**Task description**
Set out every line bearing the string "into".

**Stored entries**

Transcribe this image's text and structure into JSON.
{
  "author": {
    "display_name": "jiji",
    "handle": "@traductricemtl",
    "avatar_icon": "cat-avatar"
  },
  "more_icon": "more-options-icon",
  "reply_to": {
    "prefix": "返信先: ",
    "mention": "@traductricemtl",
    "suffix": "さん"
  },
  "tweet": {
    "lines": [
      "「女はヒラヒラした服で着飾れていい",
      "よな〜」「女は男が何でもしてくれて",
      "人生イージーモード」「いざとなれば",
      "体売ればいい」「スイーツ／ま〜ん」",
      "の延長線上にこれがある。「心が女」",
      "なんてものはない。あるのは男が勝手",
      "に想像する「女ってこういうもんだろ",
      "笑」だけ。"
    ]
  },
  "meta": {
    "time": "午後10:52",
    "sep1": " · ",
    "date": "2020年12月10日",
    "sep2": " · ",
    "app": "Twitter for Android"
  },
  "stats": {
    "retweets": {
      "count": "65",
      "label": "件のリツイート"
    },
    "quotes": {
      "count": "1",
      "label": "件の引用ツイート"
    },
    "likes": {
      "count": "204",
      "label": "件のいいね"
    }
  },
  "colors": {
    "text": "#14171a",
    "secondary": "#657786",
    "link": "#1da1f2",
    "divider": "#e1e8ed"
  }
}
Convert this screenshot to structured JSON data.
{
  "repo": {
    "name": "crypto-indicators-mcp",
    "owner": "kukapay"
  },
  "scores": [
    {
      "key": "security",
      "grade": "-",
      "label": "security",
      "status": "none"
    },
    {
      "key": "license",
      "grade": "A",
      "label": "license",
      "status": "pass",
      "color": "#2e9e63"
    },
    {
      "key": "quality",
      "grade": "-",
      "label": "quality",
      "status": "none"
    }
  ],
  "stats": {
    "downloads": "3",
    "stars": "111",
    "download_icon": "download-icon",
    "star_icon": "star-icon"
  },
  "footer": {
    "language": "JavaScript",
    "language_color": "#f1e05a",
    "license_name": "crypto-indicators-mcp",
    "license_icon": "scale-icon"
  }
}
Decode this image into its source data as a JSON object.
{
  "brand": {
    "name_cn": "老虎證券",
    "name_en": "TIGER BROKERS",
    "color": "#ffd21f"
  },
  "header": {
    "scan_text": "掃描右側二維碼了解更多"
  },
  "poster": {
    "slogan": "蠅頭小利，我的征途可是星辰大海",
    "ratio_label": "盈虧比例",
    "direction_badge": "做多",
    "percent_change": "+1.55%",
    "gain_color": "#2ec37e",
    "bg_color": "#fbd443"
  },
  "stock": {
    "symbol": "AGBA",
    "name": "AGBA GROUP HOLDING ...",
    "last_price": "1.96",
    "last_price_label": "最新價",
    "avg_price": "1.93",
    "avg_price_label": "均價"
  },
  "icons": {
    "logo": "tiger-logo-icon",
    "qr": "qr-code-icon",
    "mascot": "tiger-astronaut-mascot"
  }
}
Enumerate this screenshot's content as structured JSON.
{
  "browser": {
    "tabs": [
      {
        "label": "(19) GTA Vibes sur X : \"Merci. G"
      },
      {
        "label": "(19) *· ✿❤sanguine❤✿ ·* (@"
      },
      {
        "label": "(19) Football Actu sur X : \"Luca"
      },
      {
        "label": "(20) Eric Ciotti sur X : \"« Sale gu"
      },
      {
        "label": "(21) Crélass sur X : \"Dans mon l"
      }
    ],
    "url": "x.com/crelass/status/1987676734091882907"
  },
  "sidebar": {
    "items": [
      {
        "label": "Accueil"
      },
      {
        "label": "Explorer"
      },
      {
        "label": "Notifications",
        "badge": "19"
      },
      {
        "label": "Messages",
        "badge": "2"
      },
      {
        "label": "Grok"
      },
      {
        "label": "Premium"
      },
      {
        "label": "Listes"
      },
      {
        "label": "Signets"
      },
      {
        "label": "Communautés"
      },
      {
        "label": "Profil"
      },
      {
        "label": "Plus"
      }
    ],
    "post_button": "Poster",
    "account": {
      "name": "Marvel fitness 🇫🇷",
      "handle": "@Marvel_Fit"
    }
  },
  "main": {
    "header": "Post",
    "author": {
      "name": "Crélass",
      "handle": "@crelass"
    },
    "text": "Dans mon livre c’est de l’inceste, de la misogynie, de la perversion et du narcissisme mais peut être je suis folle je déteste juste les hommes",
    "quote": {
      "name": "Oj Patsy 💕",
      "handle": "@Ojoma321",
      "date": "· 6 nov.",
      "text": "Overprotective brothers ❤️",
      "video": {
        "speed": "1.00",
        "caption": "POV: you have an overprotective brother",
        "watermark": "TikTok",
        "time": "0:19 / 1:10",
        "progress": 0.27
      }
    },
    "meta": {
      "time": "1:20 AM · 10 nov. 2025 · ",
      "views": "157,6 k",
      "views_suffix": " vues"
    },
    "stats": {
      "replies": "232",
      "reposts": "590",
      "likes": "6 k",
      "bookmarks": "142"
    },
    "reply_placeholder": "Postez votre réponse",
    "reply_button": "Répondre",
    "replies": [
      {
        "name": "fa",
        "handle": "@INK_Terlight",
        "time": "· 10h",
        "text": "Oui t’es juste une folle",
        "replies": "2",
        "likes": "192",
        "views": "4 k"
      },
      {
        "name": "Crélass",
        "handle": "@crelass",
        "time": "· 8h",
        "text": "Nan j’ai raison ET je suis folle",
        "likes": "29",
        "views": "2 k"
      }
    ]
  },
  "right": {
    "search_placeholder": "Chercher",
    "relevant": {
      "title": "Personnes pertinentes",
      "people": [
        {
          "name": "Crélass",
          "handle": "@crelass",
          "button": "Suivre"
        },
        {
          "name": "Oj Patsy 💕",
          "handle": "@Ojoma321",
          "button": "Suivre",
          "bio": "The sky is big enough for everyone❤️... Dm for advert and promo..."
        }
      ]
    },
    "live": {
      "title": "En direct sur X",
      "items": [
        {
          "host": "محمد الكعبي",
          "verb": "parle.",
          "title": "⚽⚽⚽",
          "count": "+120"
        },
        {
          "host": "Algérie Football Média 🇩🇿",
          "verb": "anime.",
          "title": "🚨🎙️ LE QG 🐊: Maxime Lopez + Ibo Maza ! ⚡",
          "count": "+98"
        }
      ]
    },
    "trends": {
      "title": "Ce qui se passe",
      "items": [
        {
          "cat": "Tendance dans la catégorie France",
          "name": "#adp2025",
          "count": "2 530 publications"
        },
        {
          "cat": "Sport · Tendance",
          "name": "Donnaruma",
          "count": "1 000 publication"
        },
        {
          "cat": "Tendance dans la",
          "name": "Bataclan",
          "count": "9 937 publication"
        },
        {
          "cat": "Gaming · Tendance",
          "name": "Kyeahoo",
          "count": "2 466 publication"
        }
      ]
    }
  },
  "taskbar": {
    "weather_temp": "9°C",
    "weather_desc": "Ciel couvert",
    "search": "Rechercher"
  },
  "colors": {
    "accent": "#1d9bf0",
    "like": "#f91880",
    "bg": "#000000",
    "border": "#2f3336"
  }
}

**Written answer**
Transcribe this image's text and structure into JSON.
Decode this image into its source data as a JSON object.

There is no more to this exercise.